(Dataset excerpts)
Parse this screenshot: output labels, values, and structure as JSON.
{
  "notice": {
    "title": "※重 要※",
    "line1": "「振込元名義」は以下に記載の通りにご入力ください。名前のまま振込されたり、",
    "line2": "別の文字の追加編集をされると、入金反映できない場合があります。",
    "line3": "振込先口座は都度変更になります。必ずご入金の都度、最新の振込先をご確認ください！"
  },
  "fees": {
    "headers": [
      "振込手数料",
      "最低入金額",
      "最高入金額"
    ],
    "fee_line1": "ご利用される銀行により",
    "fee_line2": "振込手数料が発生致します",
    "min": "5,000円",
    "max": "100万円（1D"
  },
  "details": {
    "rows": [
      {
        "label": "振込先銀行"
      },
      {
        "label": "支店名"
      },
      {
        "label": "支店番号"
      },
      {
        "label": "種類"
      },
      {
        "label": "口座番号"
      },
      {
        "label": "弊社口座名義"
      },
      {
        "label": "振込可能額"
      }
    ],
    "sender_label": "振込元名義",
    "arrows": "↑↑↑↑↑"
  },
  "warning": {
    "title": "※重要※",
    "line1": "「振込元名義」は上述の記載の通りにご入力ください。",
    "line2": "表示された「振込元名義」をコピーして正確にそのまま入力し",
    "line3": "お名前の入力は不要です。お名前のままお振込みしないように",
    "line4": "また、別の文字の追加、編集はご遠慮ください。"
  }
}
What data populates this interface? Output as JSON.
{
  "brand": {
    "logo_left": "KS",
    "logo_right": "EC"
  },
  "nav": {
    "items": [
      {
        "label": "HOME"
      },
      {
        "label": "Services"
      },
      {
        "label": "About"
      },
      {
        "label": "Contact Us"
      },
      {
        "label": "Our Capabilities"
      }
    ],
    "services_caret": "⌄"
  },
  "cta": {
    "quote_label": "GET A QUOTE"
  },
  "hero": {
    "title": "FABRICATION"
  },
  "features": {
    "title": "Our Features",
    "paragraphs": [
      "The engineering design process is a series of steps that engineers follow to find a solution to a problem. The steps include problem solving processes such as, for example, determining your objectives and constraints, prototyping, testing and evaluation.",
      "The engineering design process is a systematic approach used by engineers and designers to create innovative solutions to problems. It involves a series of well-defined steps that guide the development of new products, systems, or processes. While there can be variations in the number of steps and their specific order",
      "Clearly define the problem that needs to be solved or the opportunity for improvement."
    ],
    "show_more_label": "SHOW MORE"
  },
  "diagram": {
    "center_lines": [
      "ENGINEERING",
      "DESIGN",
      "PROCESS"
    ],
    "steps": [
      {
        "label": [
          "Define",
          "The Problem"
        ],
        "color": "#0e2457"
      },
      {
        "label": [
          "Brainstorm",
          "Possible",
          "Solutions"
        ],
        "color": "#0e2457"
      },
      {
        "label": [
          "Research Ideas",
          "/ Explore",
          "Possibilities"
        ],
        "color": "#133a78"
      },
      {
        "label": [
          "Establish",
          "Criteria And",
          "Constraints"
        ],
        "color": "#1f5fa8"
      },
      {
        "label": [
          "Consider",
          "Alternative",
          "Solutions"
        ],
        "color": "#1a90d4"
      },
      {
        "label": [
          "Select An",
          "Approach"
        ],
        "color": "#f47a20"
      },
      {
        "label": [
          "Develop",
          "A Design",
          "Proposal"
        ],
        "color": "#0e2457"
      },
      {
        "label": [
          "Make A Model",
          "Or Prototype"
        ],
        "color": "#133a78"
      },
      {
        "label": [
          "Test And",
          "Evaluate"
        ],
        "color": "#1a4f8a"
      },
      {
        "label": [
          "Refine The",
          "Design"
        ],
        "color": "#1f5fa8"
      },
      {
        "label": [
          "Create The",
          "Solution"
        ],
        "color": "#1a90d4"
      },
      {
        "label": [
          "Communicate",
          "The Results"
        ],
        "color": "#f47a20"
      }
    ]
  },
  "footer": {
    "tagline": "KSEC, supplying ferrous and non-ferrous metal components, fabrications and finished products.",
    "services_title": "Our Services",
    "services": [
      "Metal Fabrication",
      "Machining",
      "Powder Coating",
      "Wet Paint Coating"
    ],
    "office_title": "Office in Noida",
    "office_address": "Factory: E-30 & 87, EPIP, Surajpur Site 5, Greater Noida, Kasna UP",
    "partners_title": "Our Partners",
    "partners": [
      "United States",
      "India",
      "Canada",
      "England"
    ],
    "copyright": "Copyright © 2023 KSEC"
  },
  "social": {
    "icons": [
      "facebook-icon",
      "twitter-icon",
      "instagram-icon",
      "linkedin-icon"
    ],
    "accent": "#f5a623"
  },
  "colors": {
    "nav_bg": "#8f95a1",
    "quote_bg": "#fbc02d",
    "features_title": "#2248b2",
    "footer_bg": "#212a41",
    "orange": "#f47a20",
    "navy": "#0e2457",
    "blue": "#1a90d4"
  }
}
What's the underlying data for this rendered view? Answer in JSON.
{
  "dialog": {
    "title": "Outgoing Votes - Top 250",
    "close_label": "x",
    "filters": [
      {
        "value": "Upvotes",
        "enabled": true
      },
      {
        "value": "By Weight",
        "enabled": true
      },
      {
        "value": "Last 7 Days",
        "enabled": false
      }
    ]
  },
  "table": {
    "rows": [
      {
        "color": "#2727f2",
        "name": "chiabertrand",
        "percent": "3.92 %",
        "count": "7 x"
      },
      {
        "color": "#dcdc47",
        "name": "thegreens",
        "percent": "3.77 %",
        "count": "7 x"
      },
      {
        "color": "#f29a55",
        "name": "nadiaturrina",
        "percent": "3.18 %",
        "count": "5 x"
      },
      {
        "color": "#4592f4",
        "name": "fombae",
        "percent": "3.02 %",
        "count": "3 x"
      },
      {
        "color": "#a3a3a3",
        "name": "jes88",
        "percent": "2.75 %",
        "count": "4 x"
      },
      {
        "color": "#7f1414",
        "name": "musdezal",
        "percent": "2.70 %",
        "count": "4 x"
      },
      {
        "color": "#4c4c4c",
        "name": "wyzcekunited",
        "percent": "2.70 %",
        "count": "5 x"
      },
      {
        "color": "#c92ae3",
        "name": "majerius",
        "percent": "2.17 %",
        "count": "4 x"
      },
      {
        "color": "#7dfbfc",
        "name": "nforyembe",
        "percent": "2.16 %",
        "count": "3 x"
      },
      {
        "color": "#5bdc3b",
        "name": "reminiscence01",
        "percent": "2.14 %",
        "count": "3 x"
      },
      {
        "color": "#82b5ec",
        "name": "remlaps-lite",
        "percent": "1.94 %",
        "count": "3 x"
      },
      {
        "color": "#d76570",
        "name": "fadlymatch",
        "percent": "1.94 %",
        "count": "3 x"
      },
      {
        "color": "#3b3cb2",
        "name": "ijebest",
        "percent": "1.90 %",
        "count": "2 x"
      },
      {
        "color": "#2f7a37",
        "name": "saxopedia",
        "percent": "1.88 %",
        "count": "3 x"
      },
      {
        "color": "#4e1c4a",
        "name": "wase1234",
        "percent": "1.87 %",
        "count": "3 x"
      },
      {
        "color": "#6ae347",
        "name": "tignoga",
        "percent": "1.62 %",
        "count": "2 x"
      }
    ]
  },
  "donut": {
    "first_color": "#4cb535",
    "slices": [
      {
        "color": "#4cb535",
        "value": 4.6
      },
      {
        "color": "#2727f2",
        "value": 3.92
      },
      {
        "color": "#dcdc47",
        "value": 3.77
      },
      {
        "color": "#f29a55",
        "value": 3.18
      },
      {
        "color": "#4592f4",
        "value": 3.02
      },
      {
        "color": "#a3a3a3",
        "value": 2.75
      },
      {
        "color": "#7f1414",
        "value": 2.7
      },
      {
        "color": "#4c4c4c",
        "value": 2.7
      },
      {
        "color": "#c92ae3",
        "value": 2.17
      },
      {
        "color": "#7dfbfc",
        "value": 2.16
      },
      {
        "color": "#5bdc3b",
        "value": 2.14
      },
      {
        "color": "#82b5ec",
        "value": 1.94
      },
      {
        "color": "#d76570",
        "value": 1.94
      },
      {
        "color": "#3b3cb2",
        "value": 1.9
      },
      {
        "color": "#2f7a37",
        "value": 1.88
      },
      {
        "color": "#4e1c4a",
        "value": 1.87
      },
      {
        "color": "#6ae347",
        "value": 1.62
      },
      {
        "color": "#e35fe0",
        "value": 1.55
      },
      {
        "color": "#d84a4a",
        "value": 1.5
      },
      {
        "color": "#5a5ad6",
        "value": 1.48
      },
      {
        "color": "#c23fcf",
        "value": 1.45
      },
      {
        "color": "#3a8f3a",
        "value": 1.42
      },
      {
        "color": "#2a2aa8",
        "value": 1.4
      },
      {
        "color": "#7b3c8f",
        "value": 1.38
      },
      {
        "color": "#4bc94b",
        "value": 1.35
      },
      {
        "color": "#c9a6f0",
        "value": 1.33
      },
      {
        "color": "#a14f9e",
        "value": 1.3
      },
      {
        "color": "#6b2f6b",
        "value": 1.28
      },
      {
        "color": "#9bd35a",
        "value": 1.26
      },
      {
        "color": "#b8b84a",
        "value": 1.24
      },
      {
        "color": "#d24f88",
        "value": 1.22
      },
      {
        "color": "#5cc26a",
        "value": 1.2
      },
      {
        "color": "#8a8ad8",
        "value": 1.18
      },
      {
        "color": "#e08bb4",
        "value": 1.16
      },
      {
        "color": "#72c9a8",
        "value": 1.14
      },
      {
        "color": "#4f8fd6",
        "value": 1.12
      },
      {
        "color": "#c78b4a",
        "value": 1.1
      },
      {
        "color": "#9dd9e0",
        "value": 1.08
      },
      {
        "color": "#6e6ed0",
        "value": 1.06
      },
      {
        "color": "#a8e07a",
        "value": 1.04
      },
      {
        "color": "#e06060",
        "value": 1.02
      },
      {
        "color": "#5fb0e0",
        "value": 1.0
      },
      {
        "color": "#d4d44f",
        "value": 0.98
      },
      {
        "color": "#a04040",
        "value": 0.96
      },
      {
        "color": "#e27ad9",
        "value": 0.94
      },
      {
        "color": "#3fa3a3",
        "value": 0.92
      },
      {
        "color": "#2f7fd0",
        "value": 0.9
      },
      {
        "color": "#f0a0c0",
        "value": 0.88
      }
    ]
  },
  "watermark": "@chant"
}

* _DIRECTIONS_
List the lines of the material in which the word "振込元名義" occurs.

* _PROBLEM SOLUTION_
    "line1": "「振込元名義」は以下に記載の通りにご入力ください。名前のまま振込されたり、",
    "sender_label": "振込元名義",
    "line1": "「振込元名義」は上述の記載の通りにご入力ください。",
    "line2": "表示された「振込元名義」をコピーして正確にそのまま入力し",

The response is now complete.